━━━━━ TEXT EXTRACT

Shaft at Black Eagle Mine
(19687.IO.MIN.ZL.1.2, Chester R. Cowen Collection, OHS).

Picher, Oklahoma
(22355.3, Oklahoma Historical Society Photograph Collection, OHS).

PICHER.

Located eight miles north of Miami on U.S. Highway 69 in Ottawa County, Picher was once Oklahoma's most northeastern incorporated city. Its city limits adjoin the Kansas state line. In late 1913 the town developed around the lead and zinc ore strike on Harry Crawfish's allotment. Picher's name honored O. S. Picher, owner of the Picher Lead Company. Statewide newspapers reported that the town was born overnight. Picher incorporated in March 1918. It had a population of 9,726 in 1920, which peaked at 14,252 in 1926, at the height of mining. As mining activity decreased, the population dropped steadily to 5,848 in 1940 and to 2,553 in 1960.

Picher was the most productive mining field in the Tri-State Lead and Zinc District (Oklahoma, Kansas, and Missouri) and produced more than $20 billion in ore from 1917 to 1947. More than 50 percent of the lead and zinc metal consumed in World War I came from the Picher Field. During the mining boom years more than fourteen thousand men worked in its mines, and another four thousand worked in approximately fifteen hundred mining service businesses. Many of these workers commuted to work using an extensive trolley car system that ran all the way to Carthage, Missouri. In the subsequent years Picher could not attract new industry, because a majority of the real estate belonged to restricted Quapaw heirs and because the town had many mines distributed underneath the surface.

O. S. Picher provided the city's first deep water well, thereby providing the beginning of a municipal water system. The leasing system employed for mining dictated that an ore reduction mill be built on each forty-acre tract. In 1927 there were 248 mills operating in the Picher Field, and this continued until the late 1930s when centralized milling resulted in mill consolidation. When lead and zinc mining finally ceased in 1967, pumping water from the mines ceased and they began to fill with water, accumulating 76,800 acre-feet of mine water under ground. This contaminated water began to seep from the mines in 1973. In 1983 the Picher area became part of the U.S. Environmental Protection Agency's Superfund Site program and remains the number one Superfund Site in America. With 1,400 mineshafts in the Picher area, 450 of which are still open, seventy million tons of waste tailings, and thirty-six million tons of mill sand and sludge, environmental clean up remains a monumental task.

━━━━━━━━━━

● **WRITTEN EXERCISE A**: From the records, quote verbatim the stretch from the line containing "svg-text:22:07: 22:07 [404, 647, 442, 664]" through the line containing "svg-text:100: 100 [640, 1234, 662, 1249]", including both of those lines.

━━━━━ GIVEN INFORMATION

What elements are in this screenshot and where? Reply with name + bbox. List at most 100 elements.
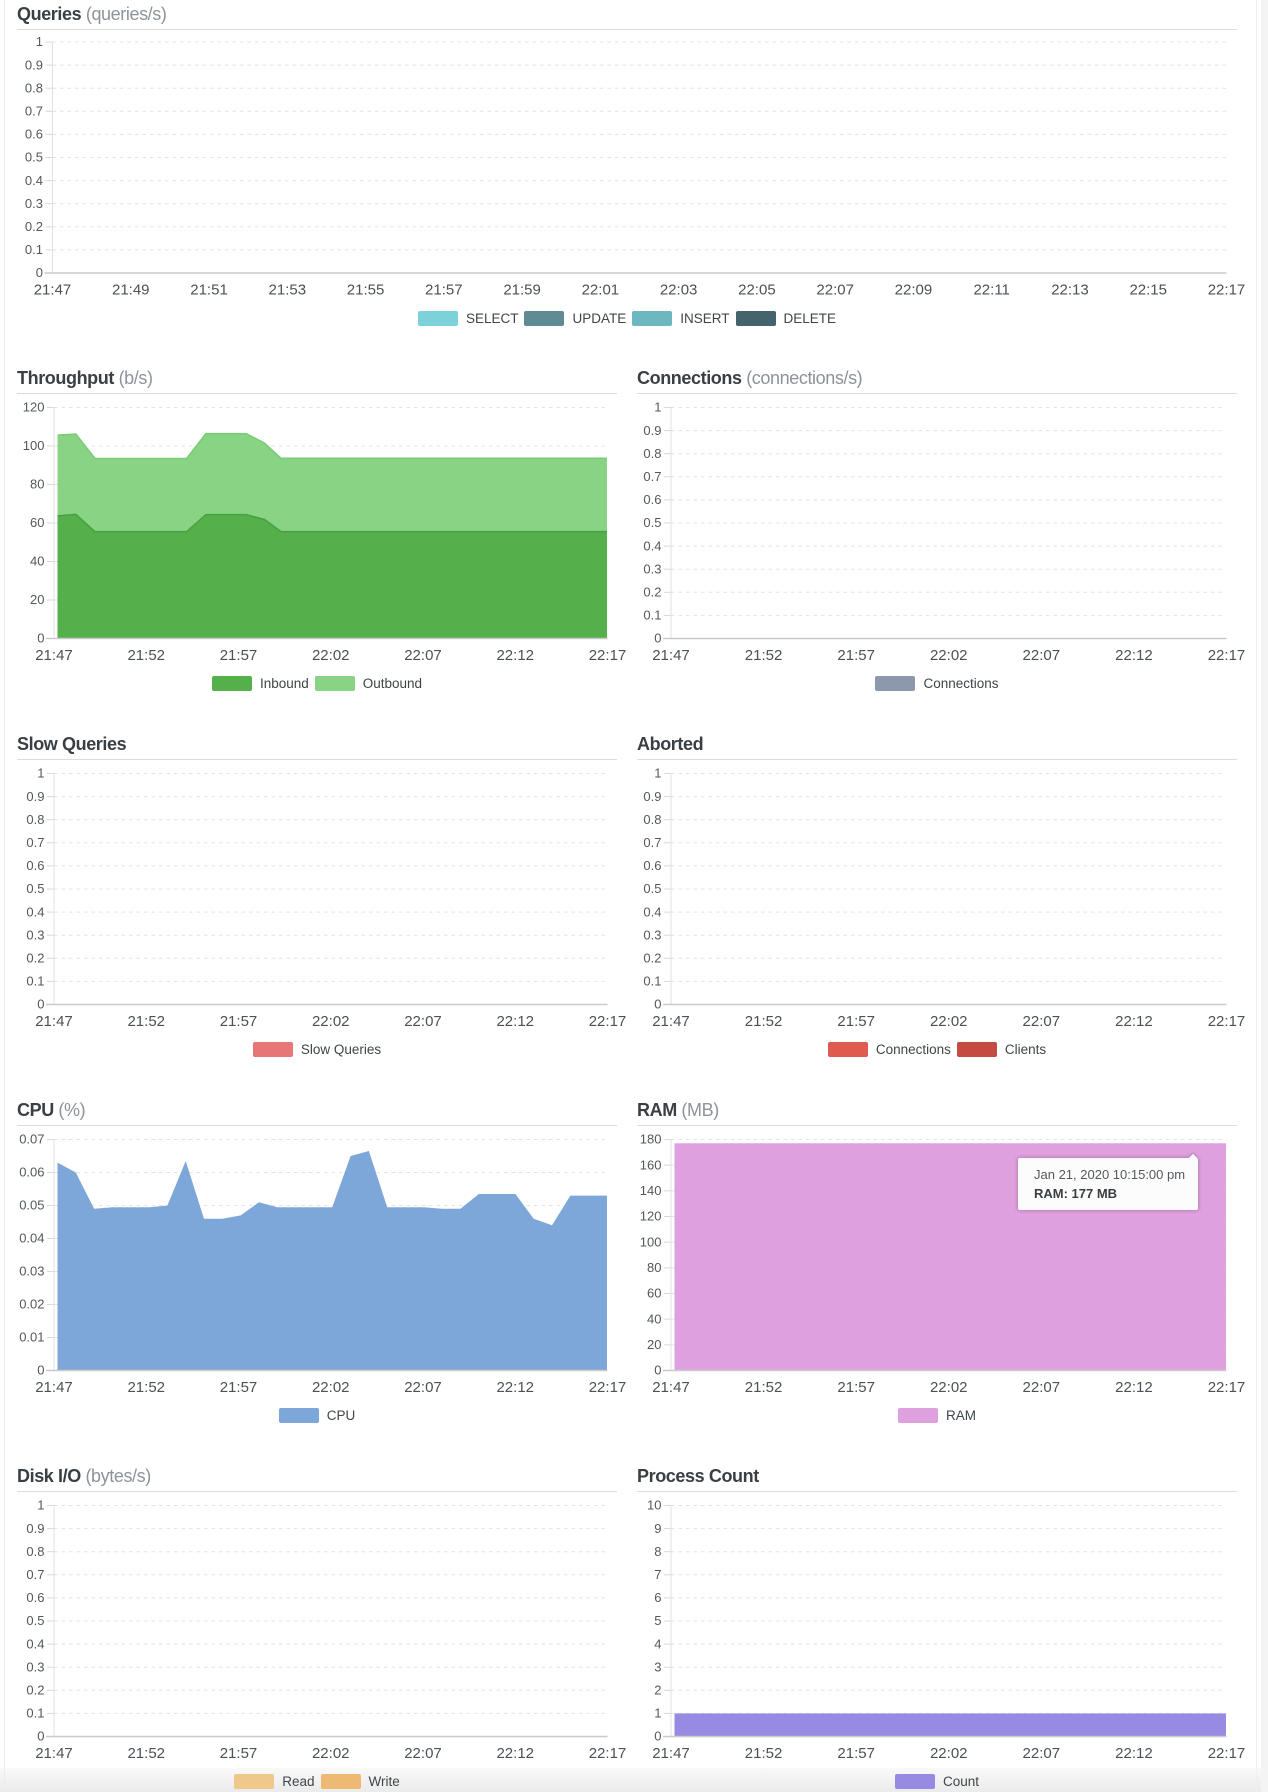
svg-text:22:07: 22:07 [404, 647, 442, 664]
svg-text:0: 0 [654, 1363, 661, 1378]
svg-text:21:57: 21:57 [220, 647, 258, 664]
svg-text:22:02: 22:02 [930, 647, 968, 664]
svg-text:6: 6 [654, 1590, 661, 1605]
svg-text:21:47: 21:47 [35, 1745, 73, 1762]
svg-text:0.2: 0.2 [643, 951, 661, 966]
svg-text:0.01: 0.01 [19, 1330, 44, 1345]
svg-text:22:12: 22:12 [1115, 1379, 1153, 1396]
svg-text:0.8: 0.8 [643, 812, 661, 827]
svg-text:0.5: 0.5 [26, 881, 44, 896]
svg-text:0.8: 0.8 [26, 1544, 44, 1559]
svg-text:3: 3 [654, 1659, 661, 1674]
svg-text:2: 2 [654, 1683, 661, 1698]
svg-text:9: 9 [654, 1521, 661, 1536]
svg-text:0: 0 [654, 1729, 661, 1744]
svg-text:22:07: 22:07 [404, 1379, 442, 1396]
svg-text:1: 1 [36, 34, 43, 49]
svg-text:22:02: 22:02 [930, 1013, 968, 1030]
svg-text:21:52: 21:52 [127, 1379, 165, 1396]
svg-text:22:02: 22:02 [930, 1379, 968, 1396]
svg-text:100: 100 [640, 1234, 662, 1249]
svg-text:0.7: 0.7 [643, 469, 661, 484]
svg-text:22:02: 22:02 [312, 647, 350, 664]
svg-text:0: 0 [37, 631, 44, 646]
svg-text:0.07: 0.07 [19, 1132, 44, 1147]
svg-text:21:53: 21:53 [269, 282, 307, 299]
svg-text:22:13: 22:13 [1051, 282, 1089, 299]
svg-text:0.05: 0.05 [19, 1198, 44, 1213]
svg-text:0.4: 0.4 [26, 904, 44, 919]
svg-text:40: 40 [647, 1311, 661, 1326]
svg-text:0.5: 0.5 [25, 150, 43, 165]
svg-text:21:57: 21:57 [220, 1379, 258, 1396]
svg-text:1: 1 [654, 400, 661, 415]
svg-text:22:17: 22:17 [1208, 282, 1246, 299]
svg-text:22:12: 22:12 [496, 647, 534, 664]
svg-text:60: 60 [647, 1286, 661, 1301]
svg-text:21:47: 21:47 [35, 647, 73, 664]
svg-text:21:47: 21:47 [35, 1013, 73, 1030]
svg-text:21:51: 21:51 [190, 282, 228, 299]
svg-text:22:12: 22:12 [1115, 1745, 1153, 1762]
svg-text:22:12: 22:12 [1115, 647, 1153, 664]
svg-text:21:52: 21:52 [745, 1013, 783, 1030]
svg-text:0: 0 [36, 265, 43, 280]
svg-text:21:52: 21:52 [745, 1745, 783, 1762]
svg-text:21:52: 21:52 [127, 647, 165, 664]
svg-text:21:52: 21:52 [745, 647, 783, 664]
svg-text:4: 4 [654, 1636, 661, 1651]
svg-text:0.5: 0.5 [643, 881, 661, 896]
svg-text:0.8: 0.8 [26, 812, 44, 827]
svg-text:0.1: 0.1 [643, 974, 661, 989]
svg-text:22:17: 22:17 [589, 1745, 627, 1762]
svg-text:0: 0 [37, 1363, 44, 1378]
svg-text:22:12: 22:12 [496, 1013, 534, 1030]
svg-text:0.4: 0.4 [643, 904, 661, 919]
svg-text:21:57: 21:57 [837, 1013, 875, 1030]
svg-text:0.6: 0.6 [25, 127, 43, 142]
svg-text:0.6: 0.6 [26, 858, 44, 873]
svg-text:21:47: 21:47 [652, 1379, 690, 1396]
svg-text:22:01: 22:01 [582, 282, 620, 299]
svg-text:22:02: 22:02 [312, 1013, 350, 1030]
svg-text:22:09: 22:09 [895, 282, 933, 299]
svg-text:0.02: 0.02 [19, 1297, 44, 1312]
svg-text:0.1: 0.1 [25, 242, 43, 257]
svg-text:22:12: 22:12 [496, 1745, 534, 1762]
svg-text:0.7: 0.7 [26, 1567, 44, 1582]
svg-text:21:57: 21:57 [837, 1745, 875, 1762]
svg-text:0.06: 0.06 [19, 1165, 44, 1180]
svg-text:0.9: 0.9 [643, 789, 661, 804]
svg-text:0.3: 0.3 [26, 927, 44, 942]
svg-text:1: 1 [37, 766, 44, 781]
svg-text:0.9: 0.9 [25, 57, 43, 72]
svg-text:20: 20 [647, 1337, 661, 1352]
svg-text:0.4: 0.4 [643, 538, 661, 553]
svg-text:0.6: 0.6 [26, 1590, 44, 1605]
svg-text:0.4: 0.4 [26, 1636, 44, 1651]
svg-text:0.8: 0.8 [643, 446, 661, 461]
svg-text:21:57: 21:57 [837, 647, 875, 664]
svg-text:21:59: 21:59 [503, 282, 541, 299]
svg-text:160: 160 [640, 1157, 662, 1172]
svg-text:8: 8 [654, 1544, 661, 1559]
svg-text:21:49: 21:49 [112, 282, 150, 299]
svg-text:22:02: 22:02 [312, 1379, 350, 1396]
svg-text:80: 80 [30, 477, 44, 492]
svg-text:22:17: 22:17 [589, 1379, 627, 1396]
svg-text:0: 0 [37, 997, 44, 1012]
svg-text:60: 60 [30, 515, 44, 530]
svg-text:21:47: 21:47 [35, 1379, 73, 1396]
svg-text:21:52: 21:52 [127, 1013, 165, 1030]
svg-text:21:55: 21:55 [347, 282, 385, 299]
svg-text:1: 1 [654, 1706, 661, 1721]
svg-text:0.5: 0.5 [26, 1613, 44, 1628]
svg-text:22:07: 22:07 [1023, 1013, 1061, 1030]
svg-text:0.7: 0.7 [643, 835, 661, 850]
svg-text:22:07: 22:07 [1023, 647, 1061, 664]
svg-text:22:11: 22:11 [973, 282, 1009, 299]
svg-text:0.04: 0.04 [19, 1231, 44, 1246]
svg-text:0.1: 0.1 [26, 974, 44, 989]
svg-text:0: 0 [654, 631, 661, 646]
svg-text:0.9: 0.9 [26, 1521, 44, 1536]
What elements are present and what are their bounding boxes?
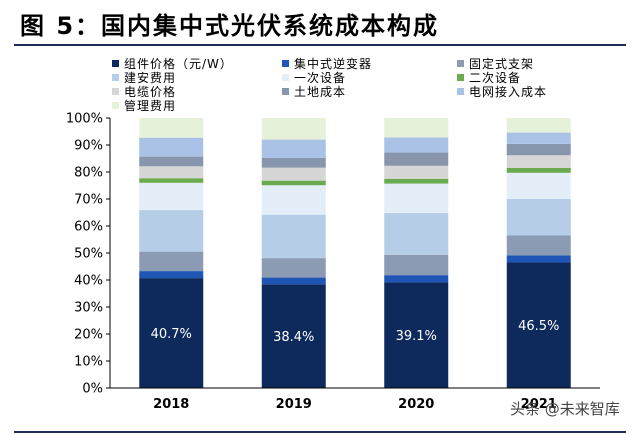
bar-segment [384,183,449,214]
bar-segment [384,137,449,153]
title-divider [14,44,626,46]
legend-label: 一次设备 [294,70,347,85]
legend-item: 电网接入成本 [457,84,548,99]
bar-segment [384,254,449,276]
y-tick-label: 90% [74,139,103,154]
legend-item: 集中式逆变器 [282,56,373,71]
bar-stacks: 40.7% 38.4% 39.1% 46.5% [139,118,571,388]
y-tick-label: 30% [74,301,103,316]
legend-label: 电网接入成本 [469,84,548,99]
bar-segment [261,139,326,158]
bar-segment [384,282,449,388]
y-tick-label: 80% [74,166,103,181]
bar-segment [384,178,449,184]
bar-segment [261,185,326,215]
legend-swatch [457,73,464,81]
legend-swatch [282,87,289,95]
bar-segment [139,251,204,272]
bar-segment [506,199,571,236]
bottom-divider [14,431,626,433]
bar-segment [506,118,571,133]
bar-segment [139,278,204,388]
bar-segment [261,214,326,259]
data-label: 39.1% [396,329,437,344]
bar-segment [506,262,571,388]
legend-swatch [282,73,289,81]
figure-title: 图 5：国内集中式光伏系统成本构成 [20,12,440,40]
legend-label: 电缆价格 [124,84,177,99]
data-label: 40.7% [151,327,192,342]
y-axis: 0% 10% 20% 30% 40% 50% 60% 70% 80% 90% 100% [66,112,111,397]
legend-item: 管理费用 [112,98,177,113]
watermark-text: 头条 @未来智库 [510,400,620,418]
bar-segment [506,235,571,256]
bar-segment [506,132,571,144]
bar-segment [384,165,449,179]
legend-swatch [112,87,119,95]
legend-swatch [112,73,119,81]
bar-segment [261,284,326,388]
legend-item: 一次设备 [282,70,347,85]
data-label: 38.4% [273,330,314,345]
legend-swatch [457,59,464,67]
bar-segment [139,118,204,138]
bar-segment [139,182,204,211]
data-label: 46.5% [518,319,559,334]
bar-segment [261,167,326,181]
chart-legend: 组件价格（元/W） 集中式逆变器 固定式支架建安费用 一次设备 二次设备电缆价格 土地成本… [112,56,632,113]
bar-segment [384,118,449,138]
legend-label: 二次设备 [469,70,522,85]
legend-item: 固定式支架 [457,56,535,71]
legend-label: 集中式逆变器 [294,56,373,71]
bar-segment [139,271,204,279]
legend-label: 管理费用 [124,98,177,113]
bar-segment [139,210,204,252]
bar-segment [139,156,204,167]
bar-segment [261,157,326,168]
y-tick-label: 10% [74,355,103,370]
bar-segment [506,167,571,173]
y-tick-label: 0% [82,382,103,397]
bar-segment [384,213,449,255]
legend-swatch [282,59,289,67]
legend-swatch [112,59,119,67]
bar-segment [384,275,449,283]
bar-segment [139,137,204,157]
y-tick-label: 40% [74,274,103,289]
bar-segment [506,172,571,199]
bar-segment [384,152,449,166]
bar-segment [261,180,326,186]
legend-label: 土地成本 [294,84,347,99]
y-tick-label: 20% [74,328,103,343]
bar-segment [261,258,326,278]
bar-segment [506,155,571,168]
legend-item: 组件价格（元/W） [112,56,233,71]
bar-segment [139,178,204,183]
y-tick-label: 70% [74,193,103,208]
y-tick-label: 100% [66,112,103,127]
legend-label: 组件价格（元/W） [124,56,233,71]
bar-segment [139,166,204,179]
legend-label: 固定式支架 [469,56,535,71]
bar-segment [506,143,571,156]
legend-swatch [112,101,119,109]
legend-item: 土地成本 [282,84,347,99]
x-tick-label: 2020 [398,397,434,412]
y-tick-label: 60% [74,220,103,235]
legend-swatch [457,87,464,95]
bar-segment [506,255,571,263]
legend-item: 建安费用 [112,70,177,85]
x-tick-label: 2019 [276,397,312,412]
legend-label: 建安费用 [124,70,177,85]
x-tick-label: 2018 [153,397,189,412]
bar-segment [261,118,326,140]
legend-item: 电缆价格 [112,84,177,99]
title-bar: 图 5：国内集中式光伏系统成本构成 [0,0,640,40]
y-tick-label: 50% [74,247,103,262]
bar-segment [261,277,326,285]
legend-item: 二次设备 [457,70,522,85]
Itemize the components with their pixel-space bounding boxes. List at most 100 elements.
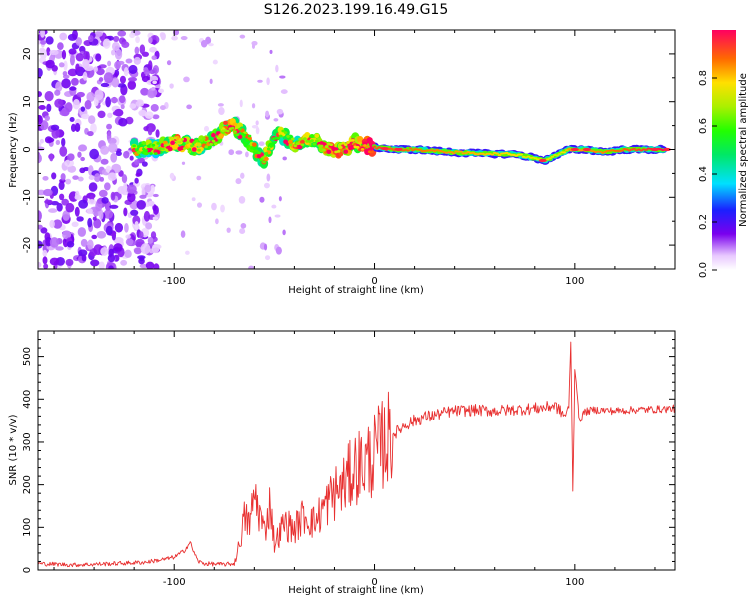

━━━━━━━━━━

● **WRITTEN EXERCISE B**: Reproduce the stretch of the text on Picher from "Located eight miles" through "2,553 in 1960.", replacing "Ottawa County" with "Craig County".

● **PROBLEM SOLUTION A**:
svg-text:22:07: 22:07 [404, 647, 442, 664]
svg-text:0: 0 [654, 1363, 661, 1378]
svg-text:21:57: 21:57 [220, 647, 258, 664]
svg-text:22:02: 22:02 [930, 647, 968, 664]
svg-text:6: 6 [654, 1590, 661, 1605]
svg-text:21:47: 21:47 [35, 1745, 73, 1762]
svg-text:0.2: 0.2 [643, 951, 661, 966]
svg-text:0.01: 0.01 [19, 1330, 44, 1345]
svg-text:22:12: 22:12 [1115, 1379, 1153, 1396]
svg-text:0.8: 0.8 [643, 812, 661, 827]
svg-text:0.5: 0.5 [26, 881, 44, 896]
svg-text:0.8: 0.8 [26, 1544, 44, 1559]
svg-text:3: 3 [654, 1659, 661, 1674]
svg-text:2: 2 [654, 1683, 661, 1698]
svg-text:9: 9 [654, 1521, 661, 1536]
svg-text:0: 0 [654, 1729, 661, 1744]
svg-text:22:07: 22:07 [404, 1379, 442, 1396]
svg-text:1: 1 [36, 34, 43, 49]
svg-text:22:02: 22:02 [930, 1013, 968, 1030]
svg-text:21:52: 21:52 [127, 1379, 165, 1396]
svg-text:22:02: 22:02 [930, 1379, 968, 1396]
svg-text:100: 100 [640, 1234, 662, 1249]

● **PROBLEM SOLUTION B**:
Located eight miles north of Miami on U.S. Highway 69 in Craig County, Picher was once Oklahoma's most northeastern incorporated city. Its city limits adjoin the Kansas state line. In late 1913 the town developed around the lead and zinc ore strike on Harry Crawfish's allotment. Picher's name honored O. S. Picher, owner of the Picher Lead Company. Statewide newspapers reported that the town was born overnight. Picher incorporated in March 1918. It had a population of 9,726 in 1920, which peaked at 14,252 in 1926, at the height of mining. As mining activity decreased, the population dropped steadily to 5,848 in 1940 and to 2,553 in 1960.